══ DATA SUPPLIED ══

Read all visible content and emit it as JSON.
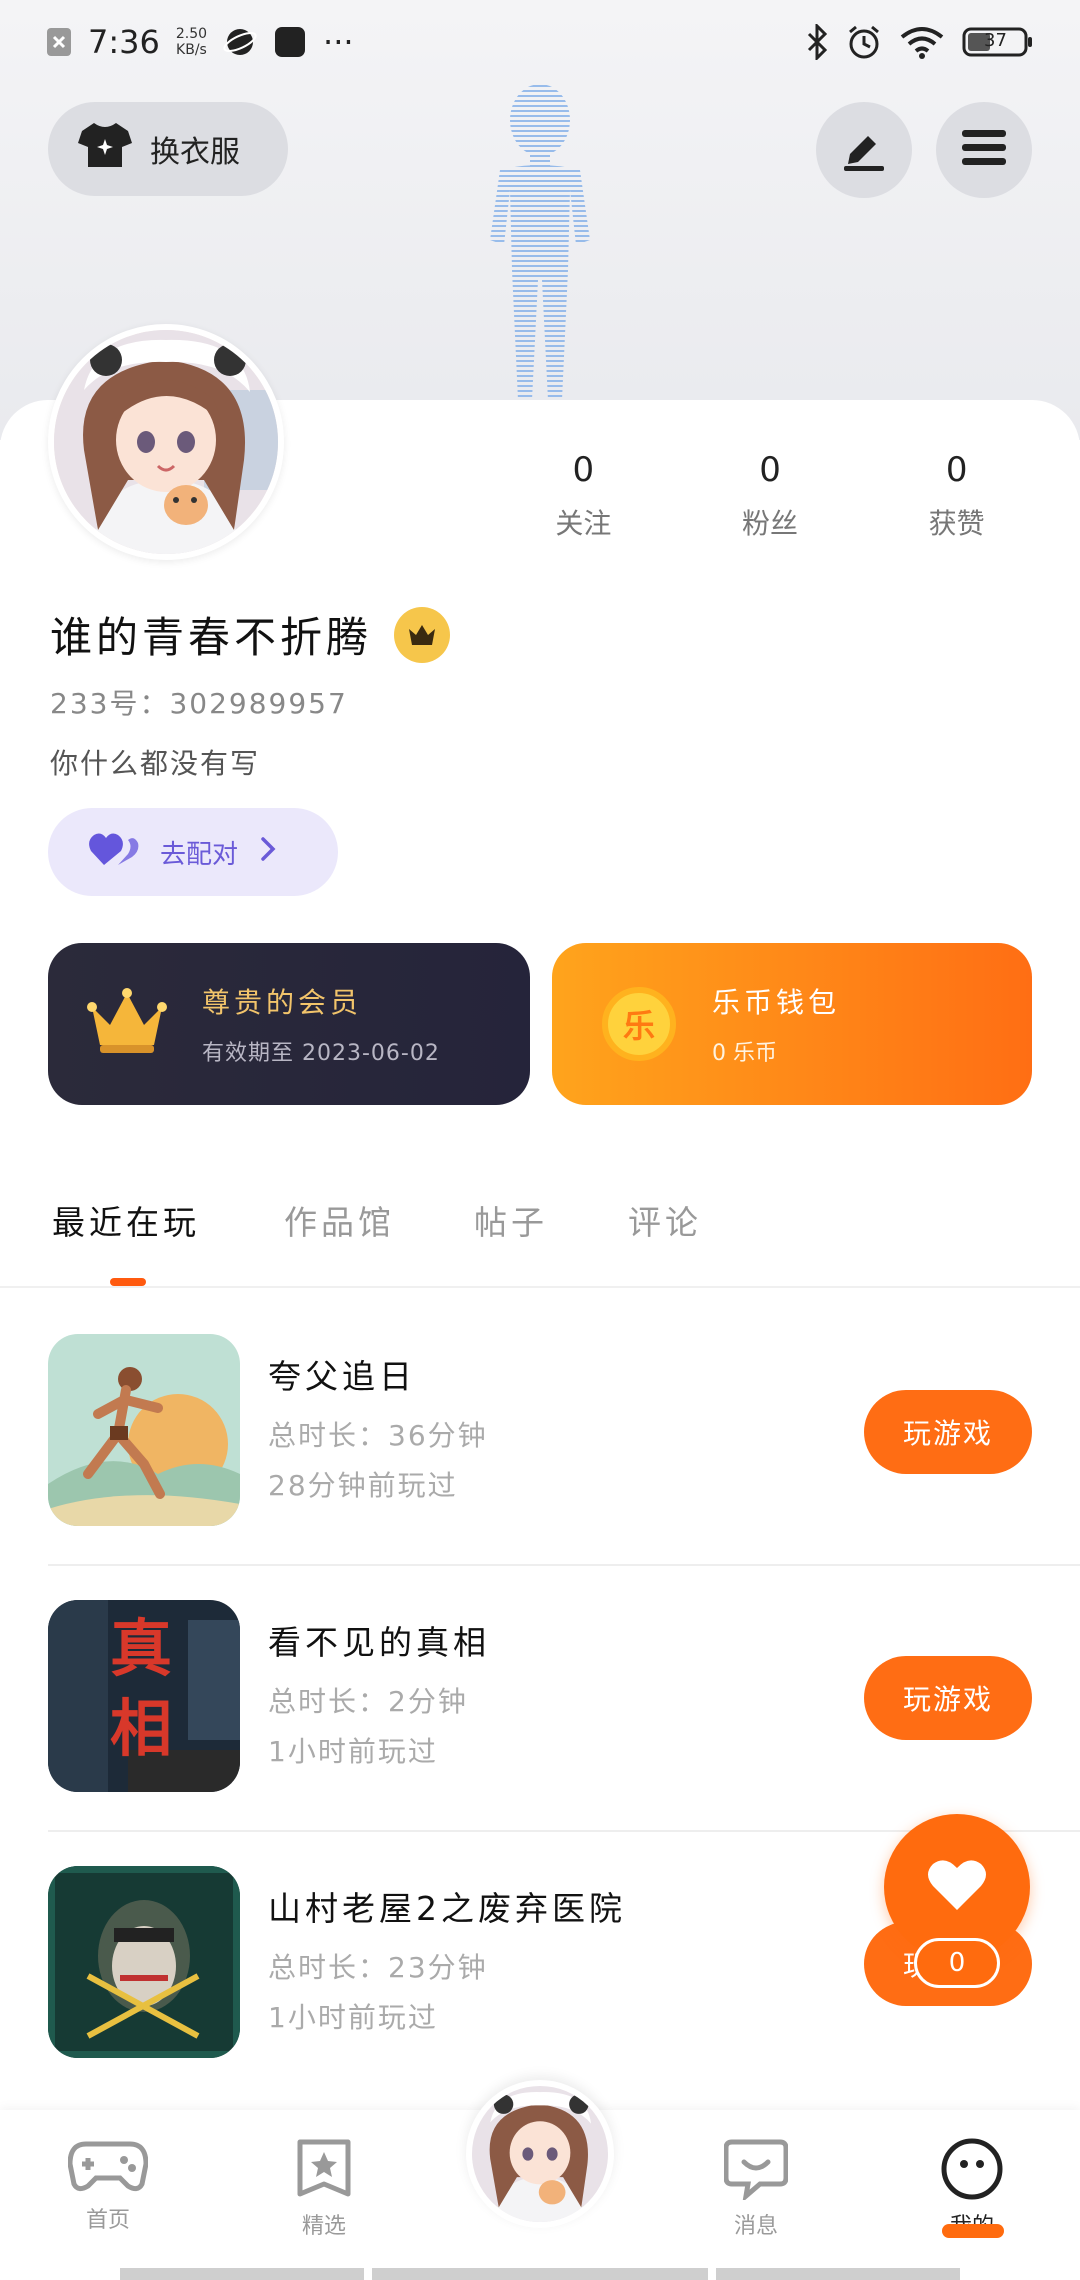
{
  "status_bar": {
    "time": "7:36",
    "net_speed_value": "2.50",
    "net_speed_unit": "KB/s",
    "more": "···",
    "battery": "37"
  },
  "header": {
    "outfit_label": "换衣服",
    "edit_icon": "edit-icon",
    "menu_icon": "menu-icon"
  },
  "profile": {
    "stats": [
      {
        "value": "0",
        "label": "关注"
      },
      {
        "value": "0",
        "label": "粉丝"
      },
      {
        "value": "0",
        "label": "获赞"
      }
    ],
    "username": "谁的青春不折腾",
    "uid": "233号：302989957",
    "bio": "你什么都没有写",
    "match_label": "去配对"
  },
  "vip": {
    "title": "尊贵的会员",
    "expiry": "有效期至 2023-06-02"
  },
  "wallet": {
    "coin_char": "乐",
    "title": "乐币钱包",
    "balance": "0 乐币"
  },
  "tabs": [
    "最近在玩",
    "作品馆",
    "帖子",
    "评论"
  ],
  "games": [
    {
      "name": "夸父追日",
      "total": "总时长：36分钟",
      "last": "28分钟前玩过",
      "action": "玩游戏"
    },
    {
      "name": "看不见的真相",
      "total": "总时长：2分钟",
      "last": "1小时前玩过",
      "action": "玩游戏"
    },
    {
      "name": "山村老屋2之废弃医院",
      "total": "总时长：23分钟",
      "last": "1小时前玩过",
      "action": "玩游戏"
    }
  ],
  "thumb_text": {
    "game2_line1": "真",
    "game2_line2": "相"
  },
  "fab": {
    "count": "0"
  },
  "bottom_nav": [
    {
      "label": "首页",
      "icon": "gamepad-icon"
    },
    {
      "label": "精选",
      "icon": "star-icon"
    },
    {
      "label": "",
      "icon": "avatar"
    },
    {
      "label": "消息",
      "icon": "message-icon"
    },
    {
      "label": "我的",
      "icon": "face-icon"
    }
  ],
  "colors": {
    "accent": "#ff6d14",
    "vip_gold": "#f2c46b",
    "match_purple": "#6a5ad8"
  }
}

═══
══ DATA SUPPLIED ══

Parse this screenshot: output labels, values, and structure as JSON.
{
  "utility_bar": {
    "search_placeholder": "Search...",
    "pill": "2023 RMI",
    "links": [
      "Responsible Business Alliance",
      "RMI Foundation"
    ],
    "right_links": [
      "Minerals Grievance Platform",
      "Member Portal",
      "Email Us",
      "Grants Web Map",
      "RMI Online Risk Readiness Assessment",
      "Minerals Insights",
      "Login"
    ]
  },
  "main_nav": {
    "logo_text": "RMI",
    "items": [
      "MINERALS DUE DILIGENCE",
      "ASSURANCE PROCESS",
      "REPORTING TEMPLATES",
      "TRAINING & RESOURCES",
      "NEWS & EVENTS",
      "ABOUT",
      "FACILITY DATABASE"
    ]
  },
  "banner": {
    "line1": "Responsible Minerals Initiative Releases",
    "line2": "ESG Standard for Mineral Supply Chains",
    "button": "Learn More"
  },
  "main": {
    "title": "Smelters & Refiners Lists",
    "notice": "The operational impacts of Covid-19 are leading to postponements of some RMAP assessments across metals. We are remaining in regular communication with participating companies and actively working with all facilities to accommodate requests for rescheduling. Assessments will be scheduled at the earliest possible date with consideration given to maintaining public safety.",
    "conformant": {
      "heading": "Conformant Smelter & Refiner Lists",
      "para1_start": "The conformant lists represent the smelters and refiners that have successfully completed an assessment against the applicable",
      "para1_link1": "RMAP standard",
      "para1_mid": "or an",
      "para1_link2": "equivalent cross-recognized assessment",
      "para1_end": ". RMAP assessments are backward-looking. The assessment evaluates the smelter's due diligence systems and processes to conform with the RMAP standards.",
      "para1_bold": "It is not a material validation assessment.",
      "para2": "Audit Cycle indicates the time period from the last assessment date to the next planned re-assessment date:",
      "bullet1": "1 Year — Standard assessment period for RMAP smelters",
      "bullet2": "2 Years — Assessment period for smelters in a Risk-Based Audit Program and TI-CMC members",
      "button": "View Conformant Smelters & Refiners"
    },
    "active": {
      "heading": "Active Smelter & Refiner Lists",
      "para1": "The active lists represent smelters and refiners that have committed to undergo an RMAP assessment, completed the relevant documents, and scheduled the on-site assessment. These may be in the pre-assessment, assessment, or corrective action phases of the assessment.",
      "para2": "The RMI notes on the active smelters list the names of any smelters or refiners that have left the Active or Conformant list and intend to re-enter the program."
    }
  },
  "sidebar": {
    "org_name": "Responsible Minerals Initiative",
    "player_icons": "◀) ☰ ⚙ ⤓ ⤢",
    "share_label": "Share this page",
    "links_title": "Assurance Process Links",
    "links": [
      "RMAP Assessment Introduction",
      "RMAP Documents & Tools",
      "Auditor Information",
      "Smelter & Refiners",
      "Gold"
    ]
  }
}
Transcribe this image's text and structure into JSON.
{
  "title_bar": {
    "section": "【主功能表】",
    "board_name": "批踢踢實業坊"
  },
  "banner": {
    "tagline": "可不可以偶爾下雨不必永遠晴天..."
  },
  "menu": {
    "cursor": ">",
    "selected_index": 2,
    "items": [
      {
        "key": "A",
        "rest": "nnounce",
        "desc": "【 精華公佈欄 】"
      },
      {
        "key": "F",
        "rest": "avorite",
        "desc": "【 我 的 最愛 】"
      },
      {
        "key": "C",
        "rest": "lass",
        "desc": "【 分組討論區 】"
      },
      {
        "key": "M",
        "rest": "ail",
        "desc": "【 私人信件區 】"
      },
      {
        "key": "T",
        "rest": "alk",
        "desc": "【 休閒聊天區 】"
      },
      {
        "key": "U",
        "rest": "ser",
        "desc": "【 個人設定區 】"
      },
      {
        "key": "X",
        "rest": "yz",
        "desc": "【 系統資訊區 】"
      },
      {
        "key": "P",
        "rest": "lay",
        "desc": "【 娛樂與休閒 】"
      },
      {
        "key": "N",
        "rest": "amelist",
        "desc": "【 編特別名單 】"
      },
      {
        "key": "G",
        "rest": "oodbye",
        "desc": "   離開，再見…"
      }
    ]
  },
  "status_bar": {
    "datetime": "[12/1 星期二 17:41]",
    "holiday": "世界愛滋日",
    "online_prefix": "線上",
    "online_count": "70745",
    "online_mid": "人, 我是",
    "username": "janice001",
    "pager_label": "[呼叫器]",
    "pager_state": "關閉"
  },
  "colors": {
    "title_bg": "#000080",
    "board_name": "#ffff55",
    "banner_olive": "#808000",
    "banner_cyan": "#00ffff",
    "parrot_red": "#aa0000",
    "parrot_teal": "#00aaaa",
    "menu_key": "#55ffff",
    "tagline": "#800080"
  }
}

═══
══ DATA SUPPLIED ══

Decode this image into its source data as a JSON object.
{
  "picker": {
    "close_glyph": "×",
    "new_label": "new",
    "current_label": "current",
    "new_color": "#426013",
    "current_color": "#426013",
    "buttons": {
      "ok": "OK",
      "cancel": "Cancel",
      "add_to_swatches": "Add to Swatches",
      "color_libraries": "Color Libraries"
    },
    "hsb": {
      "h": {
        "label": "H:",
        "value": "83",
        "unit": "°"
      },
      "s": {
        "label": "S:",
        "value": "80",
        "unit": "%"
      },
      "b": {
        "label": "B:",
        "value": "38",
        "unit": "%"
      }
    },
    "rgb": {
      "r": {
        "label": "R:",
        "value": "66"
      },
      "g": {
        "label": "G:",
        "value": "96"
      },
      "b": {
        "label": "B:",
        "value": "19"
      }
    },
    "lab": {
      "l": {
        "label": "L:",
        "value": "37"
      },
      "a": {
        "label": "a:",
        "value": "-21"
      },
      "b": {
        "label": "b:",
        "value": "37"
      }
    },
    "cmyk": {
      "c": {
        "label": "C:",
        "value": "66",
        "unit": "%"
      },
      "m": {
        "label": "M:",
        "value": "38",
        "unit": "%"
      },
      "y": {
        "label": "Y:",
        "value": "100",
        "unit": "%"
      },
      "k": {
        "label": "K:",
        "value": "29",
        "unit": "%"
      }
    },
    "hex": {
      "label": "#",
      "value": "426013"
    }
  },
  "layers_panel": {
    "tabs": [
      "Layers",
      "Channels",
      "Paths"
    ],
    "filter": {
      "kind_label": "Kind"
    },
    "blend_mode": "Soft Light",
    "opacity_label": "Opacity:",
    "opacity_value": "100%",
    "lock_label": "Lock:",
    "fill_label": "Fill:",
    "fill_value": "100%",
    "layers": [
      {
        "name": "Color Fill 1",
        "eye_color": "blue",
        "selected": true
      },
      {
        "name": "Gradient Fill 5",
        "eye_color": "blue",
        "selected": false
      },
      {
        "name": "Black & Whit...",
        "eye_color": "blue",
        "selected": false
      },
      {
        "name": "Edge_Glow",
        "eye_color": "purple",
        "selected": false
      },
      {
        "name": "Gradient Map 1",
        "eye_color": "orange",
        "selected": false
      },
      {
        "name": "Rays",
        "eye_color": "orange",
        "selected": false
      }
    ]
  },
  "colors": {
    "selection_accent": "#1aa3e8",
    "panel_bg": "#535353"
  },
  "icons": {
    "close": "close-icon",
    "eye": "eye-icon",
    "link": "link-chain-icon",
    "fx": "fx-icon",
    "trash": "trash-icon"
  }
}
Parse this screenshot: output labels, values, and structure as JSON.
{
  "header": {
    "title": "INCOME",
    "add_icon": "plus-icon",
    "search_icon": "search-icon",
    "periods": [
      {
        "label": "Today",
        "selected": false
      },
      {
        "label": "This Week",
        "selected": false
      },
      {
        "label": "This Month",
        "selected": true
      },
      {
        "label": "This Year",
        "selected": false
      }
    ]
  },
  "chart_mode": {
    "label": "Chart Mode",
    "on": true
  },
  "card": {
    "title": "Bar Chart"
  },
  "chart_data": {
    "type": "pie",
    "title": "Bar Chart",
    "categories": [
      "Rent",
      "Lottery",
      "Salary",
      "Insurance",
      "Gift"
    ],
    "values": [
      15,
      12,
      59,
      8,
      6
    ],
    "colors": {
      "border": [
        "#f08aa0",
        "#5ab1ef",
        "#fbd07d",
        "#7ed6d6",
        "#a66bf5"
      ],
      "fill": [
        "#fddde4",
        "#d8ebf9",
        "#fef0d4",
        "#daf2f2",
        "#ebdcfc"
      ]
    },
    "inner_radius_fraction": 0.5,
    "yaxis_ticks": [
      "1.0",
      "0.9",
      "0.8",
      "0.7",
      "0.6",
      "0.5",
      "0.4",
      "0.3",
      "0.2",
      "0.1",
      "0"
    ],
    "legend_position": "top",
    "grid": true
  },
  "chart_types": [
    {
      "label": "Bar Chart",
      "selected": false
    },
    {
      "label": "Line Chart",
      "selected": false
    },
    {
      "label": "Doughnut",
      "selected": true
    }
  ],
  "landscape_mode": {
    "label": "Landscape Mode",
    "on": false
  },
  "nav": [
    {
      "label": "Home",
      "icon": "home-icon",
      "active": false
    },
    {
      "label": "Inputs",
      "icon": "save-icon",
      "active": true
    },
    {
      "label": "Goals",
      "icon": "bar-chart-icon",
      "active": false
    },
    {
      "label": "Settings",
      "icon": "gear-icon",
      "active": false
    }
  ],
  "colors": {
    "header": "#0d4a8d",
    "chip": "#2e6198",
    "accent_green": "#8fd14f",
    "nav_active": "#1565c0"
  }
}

═══

[WHAT NEEDS TO BE DONE] Show all lines in the entries above where the word "have" appears.

[EXPECTED ANSWER]
      "para1_start": "The conformant lists represent the smelters and refiners that have successfully completed an assessment against the applicable",
      "para1": "The active lists represent smelters and refiners that have committed to undergo an RMAP assessment, completed the relevant documents, and scheduled the on-site assessment. These may be in the pre-assessment, assessment, or corrective action phases of the assessment.",
      "para2": "The RMI notes on the active smelters list the names of any smelters or refiners that have left the Active or Conformant list and intend to re-enter the program."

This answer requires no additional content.